* _Problem requirements_: Report each line of the data that has "Mineral" somewhere in it.

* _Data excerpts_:

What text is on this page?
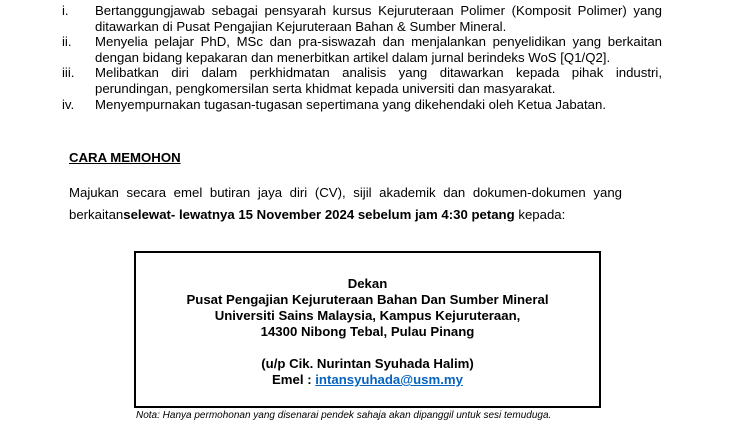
i. Bertanggungjawab sebagai pensyarah kursus Kejuruteraan Polimer (Komposit Polimer) yang ditawarkan di Pusat Pengajian Kejuruteraan Bahan & Sumber Mineral.
ii. Menyelia pelajar PhD, MSc dan pra-siswazah dan menjalankan penyelidikan yang berkaitan dengan bidang kepakaran dan menerbitkan artikel dalam jurnal berindeks WoS [Q1/Q2].
iii. Melibatkan diri dalam perkhidmatan analisis yang ditawarkan kepada pihak industri, perundingan, pengkomersilan serta khidmat kepada universiti dan masyarakat.
iv. Menyempurnakan tugasan-tugasan sepertimana yang dikehendaki oleh Ketua Jabatan.
CARA MEMOHON

Majukan secara emel butiran jaya diri (CV), sijil akademik dan dokumen-dokumen yang berkaitanselewat- lewatnya 15 November 2024 sebelum jam 4:30 petang kepada:

Dekan
Pusat Pengajian Kejuruteraan Bahan Dan Sumber Mineral
Universiti Sains Malaysia, Kampus Kejuruteraan,
14300 Nibong Tebal, Pulau Pinang
(u/p Cik. Nurintan Syuhada Halim)
Emel : intansyuhada@usm.my
Nota: Hanya permohonan yang disenarai pendek sahaja akan dipanggil untuk sesi temuduga.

* _The answer_:
i. Bertanggungjawab sebagai pensyarah kursus Kejuruteraan Polimer (Komposit Polimer) yang ditawarkan di Pusat Pengajian Kejuruteraan Bahan & Sumber Mineral.
Pusat Pengajian Kejuruteraan Bahan Dan Sumber Mineral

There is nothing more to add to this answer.